> [WHAT THE TASK REQUIRES]
Repeat the lines below exactly as they appear, but leave out the images.

─── TASK INPUTS ───

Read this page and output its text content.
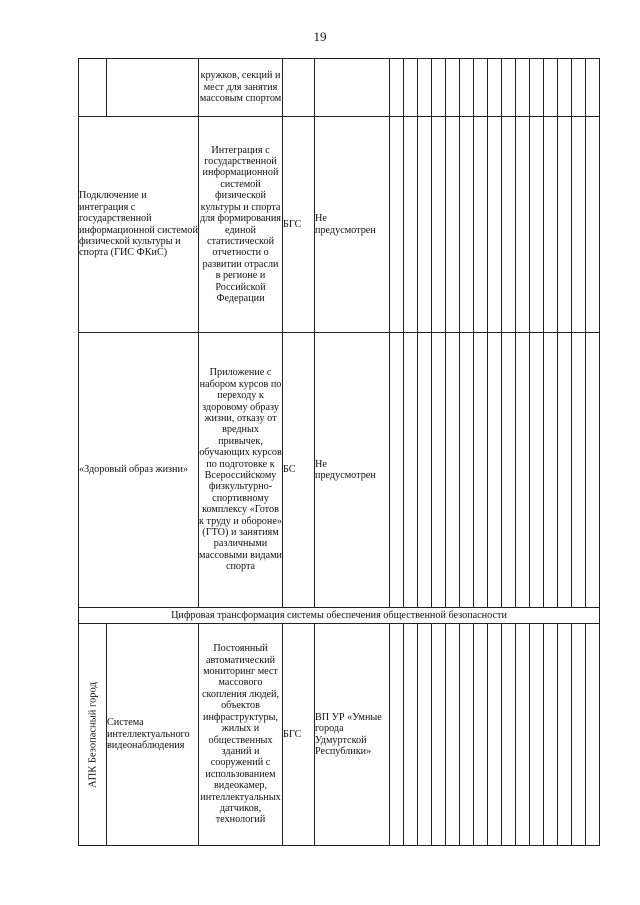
19
		кружков, секций и мест для занятия массовым спортом																	
Подключение и интеграция с государственной информационной системой физической культуры и спорта (ГИС ФКиС)		Интеграция с государственной информационной системой физической культуры и спорта для формирования единой статистической отчетности о развитии отрасли в регионе и Российской Федерации	БГС	Не предусмотрен															
«Здоровый образ жизни»		Приложение с набором курсов по переходу к здоровому образу жизни, отказу от вредных привычек, обучающих курсов по подготовке к Всероссийскому физкультурно-спортивному комплексу «Готов к труду и обороне» (ГТО) и занятиям различными массовыми видами спорта	БС	Не предусмотрен															
Цифровая трансформация системы обеспечения общественной безопасности																			

АПК Безопасный город	Система интеллектуального видеонаблюдения	Постоянный автоматический мониторинг мест массового скопления людей, объектов инфраструктуры, жилых и общественных зданий и сооружений с использованием видеокамер, интеллектуальных датчиков, технологий	БГС	ВП УР «Умные города Удмуртской Республики»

───

> [FINISHED TASK]
Read this page and output its text content.
19
		кружков, секций и мест для занятия массовым спортом																	
Подключение и интеграция с государственной информационной системой физической культуры и спорта (ГИС ФКиС)		Интеграция с государственной информационной системой физической культуры и спорта для формирования единой статистической отчетности о развитии отрасли в регионе и Российской Федерации	БГС	Не предусмотрен															
«Здоровый образ жизни»		Приложение с набором курсов по переходу к здоровому образу жизни, отказу от вредных привычек, обучающих курсов по подготовке к Всероссийскому физкультурно-спортивному комплексу «Готов к труду и обороне» (ГТО) и занятиям различными массовыми видами спорта	БС	Не предусмотрен															
Цифровая трансформация системы обеспечения общественной безопасности																			

АПК Безопасный город	Система интеллектуального видеонаблюдения	Постоянный автоматический мониторинг мест массового скопления людей, объектов инфраструктуры, жилых и общественных зданий и сооружений с использованием видеокамер, интеллектуальных датчиков, технологий	БГС	ВП УР «Умные города Удмуртской Республики»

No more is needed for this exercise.